#### Task instructions
Look through the records below and collect all lines that hold the string "BUSHING".

[Data excerpts]
* * *

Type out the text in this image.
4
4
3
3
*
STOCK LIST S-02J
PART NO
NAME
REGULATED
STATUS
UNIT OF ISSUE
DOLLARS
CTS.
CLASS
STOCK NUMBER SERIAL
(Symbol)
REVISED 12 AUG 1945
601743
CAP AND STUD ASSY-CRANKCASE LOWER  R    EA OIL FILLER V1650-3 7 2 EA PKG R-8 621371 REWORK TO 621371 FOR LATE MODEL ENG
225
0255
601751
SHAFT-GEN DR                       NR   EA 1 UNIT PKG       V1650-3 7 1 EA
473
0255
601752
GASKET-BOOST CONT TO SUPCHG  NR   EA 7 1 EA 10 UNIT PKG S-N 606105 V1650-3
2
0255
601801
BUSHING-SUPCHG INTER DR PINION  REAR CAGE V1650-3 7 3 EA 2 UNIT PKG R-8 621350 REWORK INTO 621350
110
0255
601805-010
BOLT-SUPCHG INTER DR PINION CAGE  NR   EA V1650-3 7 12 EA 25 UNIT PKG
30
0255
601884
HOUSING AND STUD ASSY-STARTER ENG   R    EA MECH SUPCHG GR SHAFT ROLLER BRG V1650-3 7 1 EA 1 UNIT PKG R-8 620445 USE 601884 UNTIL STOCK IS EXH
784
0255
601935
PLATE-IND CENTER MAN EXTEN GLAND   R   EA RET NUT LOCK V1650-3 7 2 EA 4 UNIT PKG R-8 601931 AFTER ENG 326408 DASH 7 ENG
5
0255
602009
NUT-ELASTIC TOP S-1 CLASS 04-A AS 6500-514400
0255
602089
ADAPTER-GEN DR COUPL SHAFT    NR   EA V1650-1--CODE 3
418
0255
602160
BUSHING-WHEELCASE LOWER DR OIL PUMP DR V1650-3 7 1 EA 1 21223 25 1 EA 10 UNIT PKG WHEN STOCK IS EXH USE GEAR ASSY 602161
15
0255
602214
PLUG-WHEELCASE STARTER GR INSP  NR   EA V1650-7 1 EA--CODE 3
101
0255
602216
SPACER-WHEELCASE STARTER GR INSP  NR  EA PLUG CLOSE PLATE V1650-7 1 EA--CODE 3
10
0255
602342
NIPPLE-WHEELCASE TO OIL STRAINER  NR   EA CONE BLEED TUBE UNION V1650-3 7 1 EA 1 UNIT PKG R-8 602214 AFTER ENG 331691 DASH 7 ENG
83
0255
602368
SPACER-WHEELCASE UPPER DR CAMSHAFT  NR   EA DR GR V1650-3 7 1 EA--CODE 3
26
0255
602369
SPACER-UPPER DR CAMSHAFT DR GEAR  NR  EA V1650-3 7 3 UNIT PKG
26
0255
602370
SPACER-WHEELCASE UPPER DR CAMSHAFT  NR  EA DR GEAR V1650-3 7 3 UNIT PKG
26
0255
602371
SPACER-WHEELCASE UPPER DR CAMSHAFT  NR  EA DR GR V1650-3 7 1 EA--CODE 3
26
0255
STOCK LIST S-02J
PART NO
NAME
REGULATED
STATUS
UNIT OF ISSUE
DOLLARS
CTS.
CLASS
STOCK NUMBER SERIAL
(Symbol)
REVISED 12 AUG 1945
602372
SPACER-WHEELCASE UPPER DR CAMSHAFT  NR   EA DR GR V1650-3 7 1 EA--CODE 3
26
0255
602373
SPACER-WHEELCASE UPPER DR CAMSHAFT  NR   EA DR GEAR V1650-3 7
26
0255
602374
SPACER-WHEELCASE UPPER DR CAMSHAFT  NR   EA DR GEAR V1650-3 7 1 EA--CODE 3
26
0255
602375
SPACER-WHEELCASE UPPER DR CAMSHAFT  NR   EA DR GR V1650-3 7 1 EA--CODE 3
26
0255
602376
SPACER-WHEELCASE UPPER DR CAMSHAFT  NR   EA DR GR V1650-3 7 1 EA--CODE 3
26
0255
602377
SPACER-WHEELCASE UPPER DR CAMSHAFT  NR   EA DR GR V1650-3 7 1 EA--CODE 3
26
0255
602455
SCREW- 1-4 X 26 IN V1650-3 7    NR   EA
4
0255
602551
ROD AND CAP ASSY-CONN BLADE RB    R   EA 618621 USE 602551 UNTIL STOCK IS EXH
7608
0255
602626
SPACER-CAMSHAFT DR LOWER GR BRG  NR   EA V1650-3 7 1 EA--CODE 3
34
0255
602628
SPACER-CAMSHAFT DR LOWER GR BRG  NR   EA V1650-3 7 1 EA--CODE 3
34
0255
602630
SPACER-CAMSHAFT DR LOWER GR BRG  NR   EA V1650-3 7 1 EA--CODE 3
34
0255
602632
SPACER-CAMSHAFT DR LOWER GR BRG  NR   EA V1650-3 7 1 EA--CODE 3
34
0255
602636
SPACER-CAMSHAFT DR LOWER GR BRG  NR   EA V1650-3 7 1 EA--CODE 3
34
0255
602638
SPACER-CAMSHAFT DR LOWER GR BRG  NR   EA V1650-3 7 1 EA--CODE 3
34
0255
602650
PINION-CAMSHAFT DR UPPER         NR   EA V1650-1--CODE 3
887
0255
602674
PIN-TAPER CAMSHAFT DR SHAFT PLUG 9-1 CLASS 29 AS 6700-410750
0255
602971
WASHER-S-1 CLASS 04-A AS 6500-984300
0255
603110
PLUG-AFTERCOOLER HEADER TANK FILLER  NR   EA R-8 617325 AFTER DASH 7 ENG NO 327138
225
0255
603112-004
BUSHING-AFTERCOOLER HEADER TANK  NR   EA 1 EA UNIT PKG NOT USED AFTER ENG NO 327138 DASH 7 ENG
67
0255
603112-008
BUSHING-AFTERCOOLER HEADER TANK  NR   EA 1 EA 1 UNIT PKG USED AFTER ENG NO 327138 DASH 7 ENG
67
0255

* * *

#### Completed exercise
BUSHING-SUPCHG INTER DR PINION  REAR CAGE V1650-3 7 3 EA 2 UNIT PKG R-8 621350 REWORK INTO 621350
BUSHING-WHEELCASE LOWER DR OIL PUMP DR V1650-3 7 1 EA 1 21223 25 1 EA 10 UNIT PKG WHEN STOCK IS EXH USE GEAR ASSY 602161
BUSHING-AFTERCOOLER HEADER TANK  NR   EA 1 EA UNIT PKG NOT USED AFTER ENG NO 327138 DASH 7 ENG
BUSHING-AFTERCOOLER HEADER TANK  NR   EA 1 EA 1 UNIT PKG USED AFTER ENG NO 327138 DASH 7 ENG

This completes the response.